Start of Dataset records

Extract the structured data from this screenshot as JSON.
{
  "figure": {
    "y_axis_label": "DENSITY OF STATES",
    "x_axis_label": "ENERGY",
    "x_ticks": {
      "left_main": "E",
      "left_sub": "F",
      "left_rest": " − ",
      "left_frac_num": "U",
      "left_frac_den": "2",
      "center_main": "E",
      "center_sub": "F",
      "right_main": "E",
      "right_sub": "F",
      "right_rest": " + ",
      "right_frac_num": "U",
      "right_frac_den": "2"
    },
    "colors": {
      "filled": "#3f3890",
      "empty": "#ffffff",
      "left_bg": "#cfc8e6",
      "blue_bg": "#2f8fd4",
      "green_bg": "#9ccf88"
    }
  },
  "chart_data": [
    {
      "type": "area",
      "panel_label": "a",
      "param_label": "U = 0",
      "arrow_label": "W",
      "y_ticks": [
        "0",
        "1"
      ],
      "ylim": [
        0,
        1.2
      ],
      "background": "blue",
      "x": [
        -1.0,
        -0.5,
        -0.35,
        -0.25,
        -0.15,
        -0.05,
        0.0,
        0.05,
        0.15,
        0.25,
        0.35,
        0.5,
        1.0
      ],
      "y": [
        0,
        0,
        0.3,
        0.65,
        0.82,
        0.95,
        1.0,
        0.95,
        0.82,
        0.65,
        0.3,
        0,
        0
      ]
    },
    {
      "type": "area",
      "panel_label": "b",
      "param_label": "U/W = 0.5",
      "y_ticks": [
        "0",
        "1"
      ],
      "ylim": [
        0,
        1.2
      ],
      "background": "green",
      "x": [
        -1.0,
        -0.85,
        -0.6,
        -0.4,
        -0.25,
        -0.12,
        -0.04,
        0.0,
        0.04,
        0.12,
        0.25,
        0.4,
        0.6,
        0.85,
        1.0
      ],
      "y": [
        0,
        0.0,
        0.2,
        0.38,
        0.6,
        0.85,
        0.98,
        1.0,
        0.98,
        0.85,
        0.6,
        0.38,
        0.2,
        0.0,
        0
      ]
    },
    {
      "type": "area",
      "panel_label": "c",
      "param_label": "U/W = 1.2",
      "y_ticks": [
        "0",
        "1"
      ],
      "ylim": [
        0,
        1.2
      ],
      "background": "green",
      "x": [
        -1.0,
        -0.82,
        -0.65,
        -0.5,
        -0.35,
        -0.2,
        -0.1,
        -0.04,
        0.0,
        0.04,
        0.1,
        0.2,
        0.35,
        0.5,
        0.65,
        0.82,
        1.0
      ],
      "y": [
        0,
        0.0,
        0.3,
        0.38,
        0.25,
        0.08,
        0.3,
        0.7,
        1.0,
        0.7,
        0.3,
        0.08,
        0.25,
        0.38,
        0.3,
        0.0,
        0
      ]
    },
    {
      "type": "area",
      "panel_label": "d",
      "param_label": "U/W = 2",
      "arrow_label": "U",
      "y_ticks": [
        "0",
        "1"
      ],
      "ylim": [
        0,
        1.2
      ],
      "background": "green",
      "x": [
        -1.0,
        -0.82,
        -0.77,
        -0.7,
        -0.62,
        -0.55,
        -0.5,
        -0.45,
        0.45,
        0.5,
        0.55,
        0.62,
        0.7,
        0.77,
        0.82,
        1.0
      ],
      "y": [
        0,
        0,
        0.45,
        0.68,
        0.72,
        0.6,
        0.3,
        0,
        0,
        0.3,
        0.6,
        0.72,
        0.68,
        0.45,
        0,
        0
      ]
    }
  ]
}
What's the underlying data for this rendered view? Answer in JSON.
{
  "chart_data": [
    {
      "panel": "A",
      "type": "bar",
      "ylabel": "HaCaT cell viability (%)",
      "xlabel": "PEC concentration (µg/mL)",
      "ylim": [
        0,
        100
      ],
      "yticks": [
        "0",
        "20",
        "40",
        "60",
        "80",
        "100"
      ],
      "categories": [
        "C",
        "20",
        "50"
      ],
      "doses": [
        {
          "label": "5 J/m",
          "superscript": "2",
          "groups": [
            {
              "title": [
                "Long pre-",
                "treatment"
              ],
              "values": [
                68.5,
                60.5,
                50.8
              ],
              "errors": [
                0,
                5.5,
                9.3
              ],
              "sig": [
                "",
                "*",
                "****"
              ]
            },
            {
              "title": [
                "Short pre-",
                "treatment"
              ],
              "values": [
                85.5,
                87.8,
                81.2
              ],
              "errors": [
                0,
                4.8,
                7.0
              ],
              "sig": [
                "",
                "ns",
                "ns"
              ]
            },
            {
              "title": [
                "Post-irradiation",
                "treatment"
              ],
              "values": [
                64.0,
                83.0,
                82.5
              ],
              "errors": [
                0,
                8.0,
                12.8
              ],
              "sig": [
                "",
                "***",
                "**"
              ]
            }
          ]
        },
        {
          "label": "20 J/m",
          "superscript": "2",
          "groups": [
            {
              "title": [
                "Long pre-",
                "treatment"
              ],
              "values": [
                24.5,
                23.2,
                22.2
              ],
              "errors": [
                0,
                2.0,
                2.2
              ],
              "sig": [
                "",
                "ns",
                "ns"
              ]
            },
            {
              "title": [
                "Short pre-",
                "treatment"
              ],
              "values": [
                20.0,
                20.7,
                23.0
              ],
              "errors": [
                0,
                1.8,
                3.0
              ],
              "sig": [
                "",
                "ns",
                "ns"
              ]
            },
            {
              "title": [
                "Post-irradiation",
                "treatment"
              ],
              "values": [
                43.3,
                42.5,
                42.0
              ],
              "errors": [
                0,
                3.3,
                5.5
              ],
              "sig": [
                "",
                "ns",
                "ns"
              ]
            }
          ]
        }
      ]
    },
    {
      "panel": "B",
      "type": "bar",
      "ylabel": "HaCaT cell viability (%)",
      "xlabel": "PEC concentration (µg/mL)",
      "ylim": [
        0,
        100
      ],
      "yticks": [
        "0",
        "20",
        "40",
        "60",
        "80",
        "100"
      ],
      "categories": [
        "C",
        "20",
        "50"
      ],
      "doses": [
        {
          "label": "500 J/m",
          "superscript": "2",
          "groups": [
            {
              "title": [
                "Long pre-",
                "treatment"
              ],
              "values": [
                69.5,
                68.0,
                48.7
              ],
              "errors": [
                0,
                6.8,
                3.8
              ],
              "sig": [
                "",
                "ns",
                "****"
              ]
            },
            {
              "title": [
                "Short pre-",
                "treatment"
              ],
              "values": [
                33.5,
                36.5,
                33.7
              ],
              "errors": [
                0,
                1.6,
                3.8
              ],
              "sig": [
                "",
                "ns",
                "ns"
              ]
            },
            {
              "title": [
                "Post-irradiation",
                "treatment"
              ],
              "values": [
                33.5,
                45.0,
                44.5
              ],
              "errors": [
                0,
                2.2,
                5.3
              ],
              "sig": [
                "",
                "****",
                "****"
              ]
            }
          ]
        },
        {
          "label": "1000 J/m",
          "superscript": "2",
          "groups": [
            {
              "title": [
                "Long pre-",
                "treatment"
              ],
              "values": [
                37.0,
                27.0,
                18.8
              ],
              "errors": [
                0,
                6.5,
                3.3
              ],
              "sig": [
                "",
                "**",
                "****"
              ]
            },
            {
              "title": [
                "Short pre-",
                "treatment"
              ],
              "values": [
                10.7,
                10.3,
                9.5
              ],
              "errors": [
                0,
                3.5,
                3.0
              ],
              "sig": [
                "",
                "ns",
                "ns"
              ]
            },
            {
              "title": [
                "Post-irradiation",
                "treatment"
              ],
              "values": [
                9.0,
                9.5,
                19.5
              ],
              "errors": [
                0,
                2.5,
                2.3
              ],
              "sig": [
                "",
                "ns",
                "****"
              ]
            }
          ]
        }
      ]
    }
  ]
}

End of Dataset records

▸ Direction
Repeat the material word for word, in full.

▸ Solved exercise
Extract the structured data from this screenshot as JSON.
{
  "figure": {
    "y_axis_label": "DENSITY OF STATES",
    "x_axis_label": "ENERGY",
    "x_ticks": {
      "left_main": "E",
      "left_sub": "F",
      "left_rest": " − ",
      "left_frac_num": "U",
      "left_frac_den": "2",
      "center_main": "E",
      "center_sub": "F",
      "right_main": "E",
      "right_sub": "F",
      "right_rest": " + ",
      "right_frac_num": "U",
      "right_frac_den": "2"
    },
    "colors": {
      "filled": "#3f3890",
      "empty": "#ffffff",
      "left_bg": "#cfc8e6",
      "blue_bg": "#2f8fd4",
      "green_bg": "#9ccf88"
    }
  },
  "chart_data": [
    {
      "type": "area",
      "panel_label": "a",
      "param_label": "U = 0",
      "arrow_label": "W",
      "y_ticks": [
        "0",
        "1"
      ],
      "ylim": [
        0,
        1.2
      ],
      "background": "blue",
      "x": [
        -1.0,
        -0.5,
        -0.35,
        -0.25,
        -0.15,
        -0.05,
        0.0,
        0.05,
        0.15,
        0.25,
        0.35,
        0.5,
        1.0
      ],
      "y": [
        0,
        0,
        0.3,
        0.65,
        0.82,
        0.95,
        1.0,
        0.95,
        0.82,
        0.65,
        0.3,
        0,
        0
      ]
    },
    {
      "type": "area",
      "panel_label": "b",
      "param_label": "U/W = 0.5",
      "y_ticks": [
        "0",
        "1"
      ],
      "ylim": [
        0,
        1.2
      ],
      "background": "green",
      "x": [
        -1.0,
        -0.85,
        -0.6,
        -0.4,
        -0.25,
        -0.12,
        -0.04,
        0.0,
        0.04,
        0.12,
        0.25,
        0.4,
        0.6,
        0.85,
        1.0
      ],
      "y": [
        0,
        0.0,
        0.2,
        0.38,
        0.6,
        0.85,
        0.98,
        1.0,
        0.98,
        0.85,
        0.6,
        0.38,
        0.2,
        0.0,
        0
      ]
    },
    {
      "type": "area",
      "panel_label": "c",
      "param_label": "U/W = 1.2",
      "y_ticks": [
        "0",
        "1"
      ],
      "ylim": [
        0,
        1.2
      ],
      "background": "green",
      "x": [
        -1.0,
        -0.82,
        -0.65,
        -0.5,
        -0.35,
        -0.2,
        -0.1,
        -0.04,
        0.0,
        0.04,
        0.1,
        0.2,
        0.35,
        0.5,
        0.65,
        0.82,
        1.0
      ],
      "y": [
        0,
        0.0,
        0.3,
        0.38,
        0.25,
        0.08,
        0.3,
        0.7,
        1.0,
        0.7,
        0.3,
        0.08,
        0.25,
        0.38,
        0.3,
        0.0,
        0
      ]
    },
    {
      "type": "area",
      "panel_label": "d",
      "param_label": "U/W = 2",
      "arrow_label": "U",
      "y_ticks": [
        "0",
        "1"
      ],
      "ylim": [
        0,
        1.2
      ],
      "background": "green",
      "x": [
        -1.0,
        -0.82,
        -0.77,
        -0.7,
        -0.62,
        -0.55,
        -0.5,
        -0.45,
        0.45,
        0.5,
        0.55,
        0.62,
        0.7,
        0.77,
        0.82,
        1.0
      ],
      "y": [
        0,
        0,
        0.45,
        0.68,
        0.72,
        0.6,
        0.3,
        0,
        0,
        0.3,
        0.6,
        0.72,
        0.68,
        0.45,
        0,
        0
      ]
    }
  ]
}
What's the underlying data for this rendered view? Answer in JSON.
{
  "chart_data": [
    {
      "panel": "A",
      "type": "bar",
      "ylabel": "HaCaT cell viability (%)",
      "xlabel": "PEC concentration (µg/mL)",
      "ylim": [
        0,
        100
      ],
      "yticks": [
        "0",
        "20",
        "40",
        "60",
        "80",
        "100"
      ],
      "categories": [
        "C",
        "20",
        "50"
      ],
      "doses": [
        {
          "label": "5 J/m",
          "superscript": "2",
          "groups": [
            {
              "title": [
                "Long pre-",
                "treatment"
              ],
              "values": [
                68.5,
                60.5,
                50.8
              ],
              "errors": [
                0,
                5.5,
                9.3
              ],
              "sig": [
                "",
                "*",
                "****"
              ]
            },
            {
              "title": [
                "Short pre-",
                "treatment"
              ],
              "values": [
                85.5,
                87.8,
                81.2
              ],
              "errors": [
                0,
                4.8,
                7.0
              ],
              "sig": [
                "",
                "ns",
                "ns"
              ]
            },
            {
              "title": [
                "Post-irradiation",
                "treatment"
              ],
              "values": [
                64.0,
                83.0,
                82.5
              ],
              "errors": [
                0,
                8.0,
                12.8
              ],
              "sig": [
                "",
                "***",
                "**"
              ]
            }
          ]
        },
        {
          "label": "20 J/m",
          "superscript": "2",
          "groups": [
            {
              "title": [
                "Long pre-",
                "treatment"
              ],
              "values": [
                24.5,
                23.2,
                22.2
              ],
              "errors": [
                0,
                2.0,
                2.2
              ],
              "sig": [
                "",
                "ns",
                "ns"
              ]
            },
            {
              "title": [
                "Short pre-",
                "treatment"
              ],
              "values": [
                20.0,
                20.7,
                23.0
              ],
              "errors": [
                0,
                1.8,
                3.0
              ],
              "sig": [
                "",
                "ns",
                "ns"
              ]
            },
            {
              "title": [
                "Post-irradiation",
                "treatment"
              ],
              "values": [
                43.3,
                42.5,
                42.0
              ],
              "errors": [
                0,
                3.3,
                5.5
              ],
              "sig": [
                "",
                "ns",
                "ns"
              ]
            }
          ]
        }
      ]
    },
    {
      "panel": "B",
      "type": "bar",
      "ylabel": "HaCaT cell viability (%)",
      "xlabel": "PEC concentration (µg/mL)",
      "ylim": [
        0,
        100
      ],
      "yticks": [
        "0",
        "20",
        "40",
        "60",
        "80",
        "100"
      ],
      "categories": [
        "C",
        "20",
        "50"
      ],
      "doses": [
        {
          "label": "500 J/m",
          "superscript": "2",
          "groups": [
            {
              "title": [
                "Long pre-",
                "treatment"
              ],
              "values": [
                69.5,
                68.0,
                48.7
              ],
              "errors": [
                0,
                6.8,
                3.8
              ],
              "sig": [
                "",
                "ns",
                "****"
              ]
            },
            {
              "title": [
                "Short pre-",
                "treatment"
              ],
              "values": [
                33.5,
                36.5,
                33.7
              ],
              "errors": [
                0,
                1.6,
                3.8
              ],
              "sig": [
                "",
                "ns",
                "ns"
              ]
            },
            {
              "title": [
                "Post-irradiation",
                "treatment"
              ],
              "values": [
                33.5,
                45.0,
                44.5
              ],
              "errors": [
                0,
                2.2,
                5.3
              ],
              "sig": [
                "",
                "****",
                "****"
              ]
            }
          ]
        },
        {
          "label": "1000 J/m",
          "superscript": "2",
          "groups": [
            {
              "title": [
                "Long pre-",
                "treatment"
              ],
              "values": [
                37.0,
                27.0,
                18.8
              ],
              "errors": [
                0,
                6.5,
                3.3
              ],
              "sig": [
                "",
                "**",
                "****"
              ]
            },
            {
              "title": [
                "Short pre-",
                "treatment"
              ],
              "values": [
                10.7,
                10.3,
                9.5
              ],
              "errors": [
                0,
                3.5,
                3.0
              ],
              "sig": [
                "",
                "ns",
                "ns"
              ]
            },
            {
              "title": [
                "Post-irradiation",
                "treatment"
              ],
              "values": [
                9.0,
                9.5,
                19.5
              ],
              "errors": [
                0,
                2.5,
                2.3
              ],
              "sig": [
                "",
                "ns",
                "****"
              ]
            }
          ]
        }
      ]
    }
  ]
}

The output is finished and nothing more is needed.